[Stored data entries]

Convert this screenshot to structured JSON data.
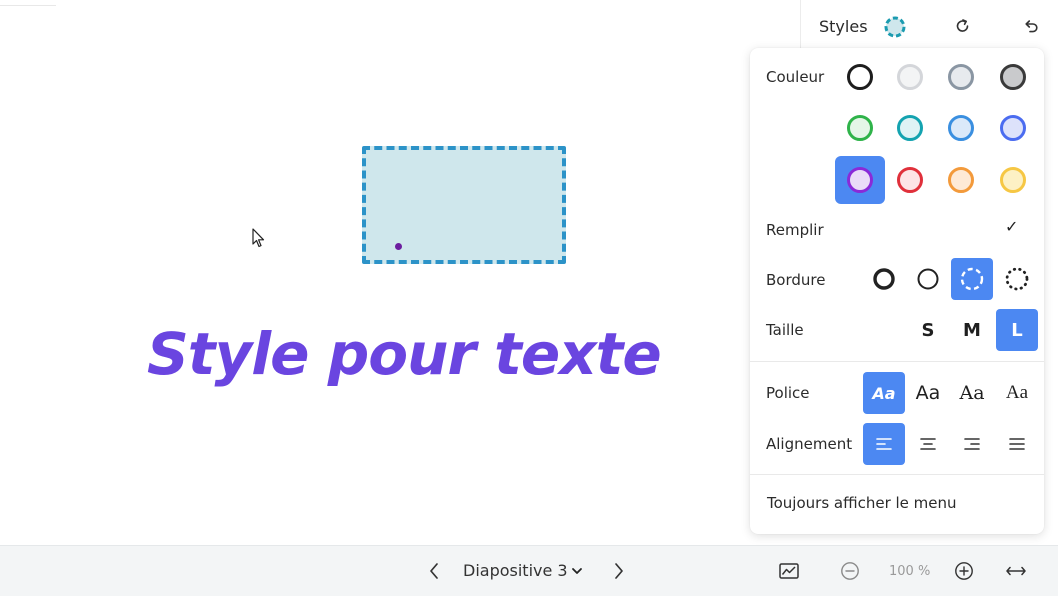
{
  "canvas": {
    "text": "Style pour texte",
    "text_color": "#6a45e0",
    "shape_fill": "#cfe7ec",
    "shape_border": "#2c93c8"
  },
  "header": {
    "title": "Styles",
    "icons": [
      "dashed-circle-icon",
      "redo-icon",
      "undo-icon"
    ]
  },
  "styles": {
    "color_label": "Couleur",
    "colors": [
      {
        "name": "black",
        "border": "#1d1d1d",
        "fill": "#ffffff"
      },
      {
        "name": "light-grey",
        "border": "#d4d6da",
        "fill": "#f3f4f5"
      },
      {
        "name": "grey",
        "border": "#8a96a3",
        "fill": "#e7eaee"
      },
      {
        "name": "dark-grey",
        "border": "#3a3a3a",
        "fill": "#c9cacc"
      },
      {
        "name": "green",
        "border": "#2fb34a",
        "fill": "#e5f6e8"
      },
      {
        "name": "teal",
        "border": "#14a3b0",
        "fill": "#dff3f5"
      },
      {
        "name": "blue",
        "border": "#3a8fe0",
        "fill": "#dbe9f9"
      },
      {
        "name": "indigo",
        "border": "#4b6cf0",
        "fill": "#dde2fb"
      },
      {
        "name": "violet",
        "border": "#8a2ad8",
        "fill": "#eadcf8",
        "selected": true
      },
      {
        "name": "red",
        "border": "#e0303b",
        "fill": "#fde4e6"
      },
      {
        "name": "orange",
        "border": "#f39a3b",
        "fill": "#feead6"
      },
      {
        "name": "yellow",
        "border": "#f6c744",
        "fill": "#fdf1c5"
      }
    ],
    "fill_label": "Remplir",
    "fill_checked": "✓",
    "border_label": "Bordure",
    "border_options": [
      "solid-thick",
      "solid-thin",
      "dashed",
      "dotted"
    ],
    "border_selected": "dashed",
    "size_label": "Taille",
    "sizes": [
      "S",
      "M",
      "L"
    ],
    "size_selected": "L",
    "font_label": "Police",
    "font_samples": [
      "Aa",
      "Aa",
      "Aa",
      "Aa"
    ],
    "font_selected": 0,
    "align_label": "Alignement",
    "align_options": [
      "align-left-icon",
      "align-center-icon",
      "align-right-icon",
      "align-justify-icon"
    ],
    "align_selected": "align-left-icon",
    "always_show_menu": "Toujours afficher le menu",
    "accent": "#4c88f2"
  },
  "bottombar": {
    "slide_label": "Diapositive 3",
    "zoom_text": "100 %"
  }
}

### Problem requirements
From the listing above, print every entry precisely and drop the pictures.

### Written solution
Convert this screenshot to structured JSON data.
{
  "canvas": {
    "text": "Style pour texte",
    "text_color": "#6a45e0",
    "shape_fill": "#cfe7ec",
    "shape_border": "#2c93c8"
  },
  "header": {
    "title": "Styles",
    "icons": [
      "dashed-circle-icon",
      "redo-icon",
      "undo-icon"
    ]
  },
  "styles": {
    "color_label": "Couleur",
    "colors": [
      {
        "name": "black",
        "border": "#1d1d1d",
        "fill": "#ffffff"
      },
      {
        "name": "light-grey",
        "border": "#d4d6da",
        "fill": "#f3f4f5"
      },
      {
        "name": "grey",
        "border": "#8a96a3",
        "fill": "#e7eaee"
      },
      {
        "name": "dark-grey",
        "border": "#3a3a3a",
        "fill": "#c9cacc"
      },
      {
        "name": "green",
        "border": "#2fb34a",
        "fill": "#e5f6e8"
      },
      {
        "name": "teal",
        "border": "#14a3b0",
        "fill": "#dff3f5"
      },
      {
        "name": "blue",
        "border": "#3a8fe0",
        "fill": "#dbe9f9"
      },
      {
        "name": "indigo",
        "border": "#4b6cf0",
        "fill": "#dde2fb"
      },
      {
        "name": "violet",
        "border": "#8a2ad8",
        "fill": "#eadcf8",
        "selected": true
      },
      {
        "name": "red",
        "border": "#e0303b",
        "fill": "#fde4e6"
      },
      {
        "name": "orange",
        "border": "#f39a3b",
        "fill": "#feead6"
      },
      {
        "name": "yellow",
        "border": "#f6c744",
        "fill": "#fdf1c5"
      }
    ],
    "fill_label": "Remplir",
    "fill_checked": "✓",
    "border_label": "Bordure",
    "border_options": [
      "solid-thick",
      "solid-thin",
      "dashed",
      "dotted"
    ],
    "border_selected": "dashed",
    "size_label": "Taille",
    "sizes": [
      "S",
      "M",
      "L"
    ],
    "size_selected": "L",
    "font_label": "Police",
    "font_samples": [
      "Aa",
      "Aa",
      "Aa",
      "Aa"
    ],
    "font_selected": 0,
    "align_label": "Alignement",
    "align_options": [
      "align-left-icon",
      "align-center-icon",
      "align-right-icon",
      "align-justify-icon"
    ],
    "align_selected": "align-left-icon",
    "always_show_menu": "Toujours afficher le menu",
    "accent": "#4c88f2"
  },
  "bottombar": {
    "slide_label": "Diapositive 3",
    "zoom_text": "100 %"
  }
}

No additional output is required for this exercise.